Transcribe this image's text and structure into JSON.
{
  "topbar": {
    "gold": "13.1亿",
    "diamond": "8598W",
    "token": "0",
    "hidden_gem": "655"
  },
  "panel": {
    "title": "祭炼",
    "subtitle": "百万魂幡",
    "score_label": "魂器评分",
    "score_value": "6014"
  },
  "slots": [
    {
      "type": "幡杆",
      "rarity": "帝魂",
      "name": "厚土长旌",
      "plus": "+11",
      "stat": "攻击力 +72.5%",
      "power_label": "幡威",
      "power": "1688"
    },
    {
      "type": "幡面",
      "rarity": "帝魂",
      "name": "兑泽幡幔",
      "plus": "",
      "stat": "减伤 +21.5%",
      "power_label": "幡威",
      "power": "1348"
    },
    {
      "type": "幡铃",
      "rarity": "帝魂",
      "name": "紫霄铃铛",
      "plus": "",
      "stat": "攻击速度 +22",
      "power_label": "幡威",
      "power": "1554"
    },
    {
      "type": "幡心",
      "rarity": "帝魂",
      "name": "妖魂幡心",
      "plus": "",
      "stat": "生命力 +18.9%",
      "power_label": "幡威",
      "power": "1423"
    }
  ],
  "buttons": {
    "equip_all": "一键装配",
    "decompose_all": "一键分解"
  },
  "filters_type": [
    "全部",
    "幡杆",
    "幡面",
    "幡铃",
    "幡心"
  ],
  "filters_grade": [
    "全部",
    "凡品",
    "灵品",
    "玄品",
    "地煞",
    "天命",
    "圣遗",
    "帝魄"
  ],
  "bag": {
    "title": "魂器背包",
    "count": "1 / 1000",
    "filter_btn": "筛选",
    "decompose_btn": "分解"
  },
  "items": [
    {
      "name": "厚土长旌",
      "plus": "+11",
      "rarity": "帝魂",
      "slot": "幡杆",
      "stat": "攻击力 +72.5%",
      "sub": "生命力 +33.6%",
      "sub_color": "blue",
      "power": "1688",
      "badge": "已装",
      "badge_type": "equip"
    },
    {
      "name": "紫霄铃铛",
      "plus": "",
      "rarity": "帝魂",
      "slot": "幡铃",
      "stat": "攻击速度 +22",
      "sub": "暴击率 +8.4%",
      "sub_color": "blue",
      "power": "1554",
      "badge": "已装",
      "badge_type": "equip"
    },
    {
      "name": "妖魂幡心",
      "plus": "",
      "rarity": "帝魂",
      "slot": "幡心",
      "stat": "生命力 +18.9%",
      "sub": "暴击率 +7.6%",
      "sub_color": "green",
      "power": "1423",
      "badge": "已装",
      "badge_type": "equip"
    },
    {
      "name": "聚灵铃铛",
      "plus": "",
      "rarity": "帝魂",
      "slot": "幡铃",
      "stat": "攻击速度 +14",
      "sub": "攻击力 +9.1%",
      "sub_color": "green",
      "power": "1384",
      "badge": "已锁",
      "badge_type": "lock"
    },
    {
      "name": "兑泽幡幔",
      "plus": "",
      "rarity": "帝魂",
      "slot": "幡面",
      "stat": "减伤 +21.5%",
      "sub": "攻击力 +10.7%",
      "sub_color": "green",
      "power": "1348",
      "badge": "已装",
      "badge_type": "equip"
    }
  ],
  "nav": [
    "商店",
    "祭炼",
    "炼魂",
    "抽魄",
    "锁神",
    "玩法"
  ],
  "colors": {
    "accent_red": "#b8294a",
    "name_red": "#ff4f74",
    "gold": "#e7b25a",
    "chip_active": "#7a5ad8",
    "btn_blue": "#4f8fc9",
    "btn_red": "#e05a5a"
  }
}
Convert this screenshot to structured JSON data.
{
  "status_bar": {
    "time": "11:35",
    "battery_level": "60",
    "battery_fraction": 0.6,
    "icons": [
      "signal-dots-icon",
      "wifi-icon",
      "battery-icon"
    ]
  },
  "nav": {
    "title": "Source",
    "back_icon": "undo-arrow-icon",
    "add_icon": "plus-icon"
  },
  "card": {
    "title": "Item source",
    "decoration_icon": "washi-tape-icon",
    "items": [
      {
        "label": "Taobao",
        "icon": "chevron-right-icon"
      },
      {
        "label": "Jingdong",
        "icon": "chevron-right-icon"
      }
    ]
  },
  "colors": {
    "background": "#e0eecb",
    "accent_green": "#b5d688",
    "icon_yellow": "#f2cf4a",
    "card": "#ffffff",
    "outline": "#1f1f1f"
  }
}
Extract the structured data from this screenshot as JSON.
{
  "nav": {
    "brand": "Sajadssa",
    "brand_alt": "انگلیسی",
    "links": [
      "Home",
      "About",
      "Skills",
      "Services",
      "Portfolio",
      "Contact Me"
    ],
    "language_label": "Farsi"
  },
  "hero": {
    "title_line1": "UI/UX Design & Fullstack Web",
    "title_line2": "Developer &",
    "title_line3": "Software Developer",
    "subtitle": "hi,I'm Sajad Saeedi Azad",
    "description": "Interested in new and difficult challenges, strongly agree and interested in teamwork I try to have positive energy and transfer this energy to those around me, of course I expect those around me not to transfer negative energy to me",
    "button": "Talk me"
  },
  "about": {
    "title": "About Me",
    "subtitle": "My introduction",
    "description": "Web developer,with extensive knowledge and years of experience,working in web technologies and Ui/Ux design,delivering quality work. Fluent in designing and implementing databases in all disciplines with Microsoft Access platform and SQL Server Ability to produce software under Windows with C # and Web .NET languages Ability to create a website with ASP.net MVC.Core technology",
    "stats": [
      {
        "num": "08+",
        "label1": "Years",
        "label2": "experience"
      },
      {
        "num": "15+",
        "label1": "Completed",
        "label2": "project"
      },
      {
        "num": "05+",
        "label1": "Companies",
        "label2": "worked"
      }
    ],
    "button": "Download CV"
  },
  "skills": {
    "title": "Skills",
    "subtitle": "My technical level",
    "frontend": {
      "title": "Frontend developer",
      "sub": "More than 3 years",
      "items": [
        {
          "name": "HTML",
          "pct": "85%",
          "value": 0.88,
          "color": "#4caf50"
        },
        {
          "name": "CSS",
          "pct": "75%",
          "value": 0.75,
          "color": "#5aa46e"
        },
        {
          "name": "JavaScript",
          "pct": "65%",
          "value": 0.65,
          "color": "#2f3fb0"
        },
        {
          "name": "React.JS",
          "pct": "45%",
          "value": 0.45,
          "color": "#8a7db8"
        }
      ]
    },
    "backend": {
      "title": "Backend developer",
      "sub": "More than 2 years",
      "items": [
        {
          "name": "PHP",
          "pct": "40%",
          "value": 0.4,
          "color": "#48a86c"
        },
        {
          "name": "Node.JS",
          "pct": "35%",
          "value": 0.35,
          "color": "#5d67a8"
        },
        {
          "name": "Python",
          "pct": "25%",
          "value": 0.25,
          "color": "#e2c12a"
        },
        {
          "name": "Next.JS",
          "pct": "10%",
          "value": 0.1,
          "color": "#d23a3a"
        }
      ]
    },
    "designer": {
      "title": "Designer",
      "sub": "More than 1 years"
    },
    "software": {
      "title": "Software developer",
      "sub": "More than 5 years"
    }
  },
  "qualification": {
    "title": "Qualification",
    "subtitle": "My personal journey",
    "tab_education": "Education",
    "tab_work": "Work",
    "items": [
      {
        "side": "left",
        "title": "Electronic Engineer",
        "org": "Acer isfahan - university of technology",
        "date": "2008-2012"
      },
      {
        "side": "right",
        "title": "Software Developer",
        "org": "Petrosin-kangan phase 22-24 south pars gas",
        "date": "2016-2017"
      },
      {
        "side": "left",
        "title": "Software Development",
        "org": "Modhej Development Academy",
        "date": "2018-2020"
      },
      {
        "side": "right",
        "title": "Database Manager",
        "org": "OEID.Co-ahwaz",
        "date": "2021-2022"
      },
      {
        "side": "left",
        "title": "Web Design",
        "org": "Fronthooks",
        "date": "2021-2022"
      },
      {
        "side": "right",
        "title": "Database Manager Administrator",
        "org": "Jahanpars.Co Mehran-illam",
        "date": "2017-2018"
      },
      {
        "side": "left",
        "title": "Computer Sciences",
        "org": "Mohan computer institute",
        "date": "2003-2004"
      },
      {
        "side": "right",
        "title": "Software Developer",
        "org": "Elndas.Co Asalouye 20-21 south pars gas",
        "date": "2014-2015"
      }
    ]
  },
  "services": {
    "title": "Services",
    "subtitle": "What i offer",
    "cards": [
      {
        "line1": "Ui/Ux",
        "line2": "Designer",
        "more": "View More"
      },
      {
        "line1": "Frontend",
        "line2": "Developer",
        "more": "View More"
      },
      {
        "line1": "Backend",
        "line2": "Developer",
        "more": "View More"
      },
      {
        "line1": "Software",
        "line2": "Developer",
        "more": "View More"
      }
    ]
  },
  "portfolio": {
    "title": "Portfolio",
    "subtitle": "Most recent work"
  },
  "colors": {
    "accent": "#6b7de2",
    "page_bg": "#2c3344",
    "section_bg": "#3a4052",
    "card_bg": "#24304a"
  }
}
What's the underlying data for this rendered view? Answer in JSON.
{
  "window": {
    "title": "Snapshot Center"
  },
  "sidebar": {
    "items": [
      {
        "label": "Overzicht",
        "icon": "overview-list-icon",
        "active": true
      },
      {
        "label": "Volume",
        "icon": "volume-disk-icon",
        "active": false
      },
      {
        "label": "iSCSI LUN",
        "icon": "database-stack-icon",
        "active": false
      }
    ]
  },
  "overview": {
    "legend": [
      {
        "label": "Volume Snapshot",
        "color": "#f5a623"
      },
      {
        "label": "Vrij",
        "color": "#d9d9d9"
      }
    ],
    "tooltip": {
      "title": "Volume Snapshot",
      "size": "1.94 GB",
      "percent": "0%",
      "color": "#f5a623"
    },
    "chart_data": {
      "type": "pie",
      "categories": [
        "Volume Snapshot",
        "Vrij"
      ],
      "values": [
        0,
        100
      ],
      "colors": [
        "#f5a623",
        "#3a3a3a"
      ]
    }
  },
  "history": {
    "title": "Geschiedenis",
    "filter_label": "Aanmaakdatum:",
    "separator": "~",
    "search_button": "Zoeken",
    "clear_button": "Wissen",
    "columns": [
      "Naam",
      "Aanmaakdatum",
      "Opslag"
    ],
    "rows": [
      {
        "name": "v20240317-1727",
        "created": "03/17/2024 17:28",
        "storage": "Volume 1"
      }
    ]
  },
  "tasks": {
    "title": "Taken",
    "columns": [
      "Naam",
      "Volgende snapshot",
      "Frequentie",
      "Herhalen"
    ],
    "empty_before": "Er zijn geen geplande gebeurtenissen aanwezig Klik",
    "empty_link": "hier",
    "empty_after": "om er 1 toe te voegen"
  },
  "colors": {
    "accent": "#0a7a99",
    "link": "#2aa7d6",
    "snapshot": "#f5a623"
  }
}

What needs to be done
Go through the records and show every line with the string "date" in it.

Answer to the exercise
        "date": "2008-2012"
        "date": "2016-2017"
        "date": "2018-2020"
        "date": "2021-2022"
        "date": "2021-2022"
        "date": "2017-2018"
        "date": "2003-2004"
        "date": "2014-2015"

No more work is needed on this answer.